■ **Do this**
Extract the listing in its entirety, keeping each line identical to the original.

— start of Given information —

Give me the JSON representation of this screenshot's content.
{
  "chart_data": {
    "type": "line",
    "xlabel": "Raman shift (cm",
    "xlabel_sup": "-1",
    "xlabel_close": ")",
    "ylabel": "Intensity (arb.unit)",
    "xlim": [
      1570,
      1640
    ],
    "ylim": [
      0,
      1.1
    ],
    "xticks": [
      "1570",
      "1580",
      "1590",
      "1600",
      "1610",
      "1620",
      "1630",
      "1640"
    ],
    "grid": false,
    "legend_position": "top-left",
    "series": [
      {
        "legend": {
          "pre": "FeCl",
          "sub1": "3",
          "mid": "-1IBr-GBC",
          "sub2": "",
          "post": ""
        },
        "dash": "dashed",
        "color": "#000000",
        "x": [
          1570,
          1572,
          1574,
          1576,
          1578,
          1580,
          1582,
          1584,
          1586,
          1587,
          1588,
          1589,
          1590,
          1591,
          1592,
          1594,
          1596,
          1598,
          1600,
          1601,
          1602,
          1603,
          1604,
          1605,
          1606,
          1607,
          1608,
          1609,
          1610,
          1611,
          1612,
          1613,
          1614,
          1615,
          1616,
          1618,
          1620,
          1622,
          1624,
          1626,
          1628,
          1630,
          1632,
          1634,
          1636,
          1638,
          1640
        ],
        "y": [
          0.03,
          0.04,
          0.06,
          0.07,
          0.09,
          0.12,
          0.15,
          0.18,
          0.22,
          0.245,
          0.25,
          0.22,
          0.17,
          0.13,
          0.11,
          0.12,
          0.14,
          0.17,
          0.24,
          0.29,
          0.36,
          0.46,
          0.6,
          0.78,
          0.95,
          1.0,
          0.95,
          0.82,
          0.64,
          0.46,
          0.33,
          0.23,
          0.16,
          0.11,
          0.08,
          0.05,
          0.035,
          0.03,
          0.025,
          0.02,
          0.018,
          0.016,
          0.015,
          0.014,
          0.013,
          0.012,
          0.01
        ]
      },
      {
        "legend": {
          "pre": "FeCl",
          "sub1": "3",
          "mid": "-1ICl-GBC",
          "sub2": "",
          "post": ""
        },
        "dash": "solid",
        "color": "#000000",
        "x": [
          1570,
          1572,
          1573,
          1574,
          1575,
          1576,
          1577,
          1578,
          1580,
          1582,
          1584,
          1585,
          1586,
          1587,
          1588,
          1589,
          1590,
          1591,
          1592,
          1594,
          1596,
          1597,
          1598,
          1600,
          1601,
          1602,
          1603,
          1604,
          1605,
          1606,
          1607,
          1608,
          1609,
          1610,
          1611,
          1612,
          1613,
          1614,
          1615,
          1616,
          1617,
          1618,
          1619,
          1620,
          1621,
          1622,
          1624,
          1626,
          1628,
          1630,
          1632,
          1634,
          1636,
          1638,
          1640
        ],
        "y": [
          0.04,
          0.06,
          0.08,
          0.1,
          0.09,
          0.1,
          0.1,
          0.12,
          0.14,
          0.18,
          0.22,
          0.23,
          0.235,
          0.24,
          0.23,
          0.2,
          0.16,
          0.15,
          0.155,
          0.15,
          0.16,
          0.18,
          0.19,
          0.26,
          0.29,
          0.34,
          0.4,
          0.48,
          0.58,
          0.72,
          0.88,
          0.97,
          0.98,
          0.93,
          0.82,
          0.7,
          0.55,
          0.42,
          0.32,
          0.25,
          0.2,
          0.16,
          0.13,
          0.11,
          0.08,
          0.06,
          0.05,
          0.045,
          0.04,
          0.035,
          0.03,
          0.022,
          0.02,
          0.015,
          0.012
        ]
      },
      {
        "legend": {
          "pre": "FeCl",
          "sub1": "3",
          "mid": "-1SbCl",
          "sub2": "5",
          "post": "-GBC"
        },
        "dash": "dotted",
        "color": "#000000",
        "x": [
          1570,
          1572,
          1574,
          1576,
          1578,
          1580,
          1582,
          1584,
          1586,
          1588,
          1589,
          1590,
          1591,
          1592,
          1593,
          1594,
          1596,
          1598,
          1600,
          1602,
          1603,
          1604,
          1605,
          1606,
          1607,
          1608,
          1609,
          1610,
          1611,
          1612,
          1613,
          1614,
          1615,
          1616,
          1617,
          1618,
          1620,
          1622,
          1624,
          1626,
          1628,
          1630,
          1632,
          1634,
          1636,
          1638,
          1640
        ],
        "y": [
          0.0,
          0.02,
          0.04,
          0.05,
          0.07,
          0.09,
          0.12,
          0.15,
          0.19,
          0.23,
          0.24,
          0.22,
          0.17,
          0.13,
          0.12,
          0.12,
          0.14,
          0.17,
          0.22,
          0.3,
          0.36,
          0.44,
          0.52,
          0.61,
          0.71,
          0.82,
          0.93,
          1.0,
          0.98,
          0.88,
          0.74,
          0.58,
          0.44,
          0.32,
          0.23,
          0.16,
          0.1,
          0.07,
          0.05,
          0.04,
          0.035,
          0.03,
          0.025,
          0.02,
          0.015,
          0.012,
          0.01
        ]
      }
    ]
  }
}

— end of Given information —

■ **Exercise solution**
Give me the JSON representation of this screenshot's content.
{
  "chart_data": {
    "type": "line",
    "xlabel": "Raman shift (cm",
    "xlabel_sup": "-1",
    "xlabel_close": ")",
    "ylabel": "Intensity (arb.unit)",
    "xlim": [
      1570,
      1640
    ],
    "ylim": [
      0,
      1.1
    ],
    "xticks": [
      "1570",
      "1580",
      "1590",
      "1600",
      "1610",
      "1620",
      "1630",
      "1640"
    ],
    "grid": false,
    "legend_position": "top-left",
    "series": [
      {
        "legend": {
          "pre": "FeCl",
          "sub1": "3",
          "mid": "-1IBr-GBC",
          "sub2": "",
          "post": ""
        },
        "dash": "dashed",
        "color": "#000000",
        "x": [
          1570,
          1572,
          1574,
          1576,
          1578,
          1580,
          1582,
          1584,
          1586,
          1587,
          1588,
          1589,
          1590,
          1591,
          1592,
          1594,
          1596,
          1598,
          1600,
          1601,
          1602,
          1603,
          1604,
          1605,
          1606,
          1607,
          1608,
          1609,
          1610,
          1611,
          1612,
          1613,
          1614,
          1615,
          1616,
          1618,
          1620,
          1622,
          1624,
          1626,
          1628,
          1630,
          1632,
          1634,
          1636,
          1638,
          1640
        ],
        "y": [
          0.03,
          0.04,
          0.06,
          0.07,
          0.09,
          0.12,
          0.15,
          0.18,
          0.22,
          0.245,
          0.25,
          0.22,
          0.17,
          0.13,
          0.11,
          0.12,
          0.14,
          0.17,
          0.24,
          0.29,
          0.36,
          0.46,
          0.6,
          0.78,
          0.95,
          1.0,
          0.95,
          0.82,
          0.64,
          0.46,
          0.33,
          0.23,
          0.16,
          0.11,
          0.08,
          0.05,
          0.035,
          0.03,
          0.025,
          0.02,
          0.018,
          0.016,
          0.015,
          0.014,
          0.013,
          0.012,
          0.01
        ]
      },
      {
        "legend": {
          "pre": "FeCl",
          "sub1": "3",
          "mid": "-1ICl-GBC",
          "sub2": "",
          "post": ""
        },
        "dash": "solid",
        "color": "#000000",
        "x": [
          1570,
          1572,
          1573,
          1574,
          1575,
          1576,
          1577,
          1578,
          1580,
          1582,
          1584,
          1585,
          1586,
          1587,
          1588,
          1589,
          1590,
          1591,
          1592,
          1594,
          1596,
          1597,
          1598,
          1600,
          1601,
          1602,
          1603,
          1604,
          1605,
          1606,
          1607,
          1608,
          1609,
          1610,
          1611,
          1612,
          1613,
          1614,
          1615,
          1616,
          1617,
          1618,
          1619,
          1620,
          1621,
          1622,
          1624,
          1626,
          1628,
          1630,
          1632,
          1634,
          1636,
          1638,
          1640
        ],
        "y": [
          0.04,
          0.06,
          0.08,
          0.1,
          0.09,
          0.1,
          0.1,
          0.12,
          0.14,
          0.18,
          0.22,
          0.23,
          0.235,
          0.24,
          0.23,
          0.2,
          0.16,
          0.15,
          0.155,
          0.15,
          0.16,
          0.18,
          0.19,
          0.26,
          0.29,
          0.34,
          0.4,
          0.48,
          0.58,
          0.72,
          0.88,
          0.97,
          0.98,
          0.93,
          0.82,
          0.7,
          0.55,
          0.42,
          0.32,
          0.25,
          0.2,
          0.16,
          0.13,
          0.11,
          0.08,
          0.06,
          0.05,
          0.045,
          0.04,
          0.035,
          0.03,
          0.022,
          0.02,
          0.015,
          0.012
        ]
      },
      {
        "legend": {
          "pre": "FeCl",
          "sub1": "3",
          "mid": "-1SbCl",
          "sub2": "5",
          "post": "-GBC"
        },
        "dash": "dotted",
        "color": "#000000",
        "x": [
          1570,
          1572,
          1574,
          1576,
          1578,
          1580,
          1582,
          1584,
          1586,
          1588,
          1589,
          1590,
          1591,
          1592,
          1593,
          1594,
          1596,
          1598,
          1600,
          1602,
          1603,
          1604,
          1605,
          1606,
          1607,
          1608,
          1609,
          1610,
          1611,
          1612,
          1613,
          1614,
          1615,
          1616,
          1617,
          1618,
          1620,
          1622,
          1624,
          1626,
          1628,
          1630,
          1632,
          1634,
          1636,
          1638,
          1640
        ],
        "y": [
          0.0,
          0.02,
          0.04,
          0.05,
          0.07,
          0.09,
          0.12,
          0.15,
          0.19,
          0.23,
          0.24,
          0.22,
          0.17,
          0.13,
          0.12,
          0.12,
          0.14,
          0.17,
          0.22,
          0.3,
          0.36,
          0.44,
          0.52,
          0.61,
          0.71,
          0.82,
          0.93,
          1.0,
          0.98,
          0.88,
          0.74,
          0.58,
          0.44,
          0.32,
          0.23,
          0.16,
          0.1,
          0.07,
          0.05,
          0.04,
          0.035,
          0.03,
          0.025,
          0.02,
          0.015,
          0.012,
          0.01
        ]
      }
    ]
  }
}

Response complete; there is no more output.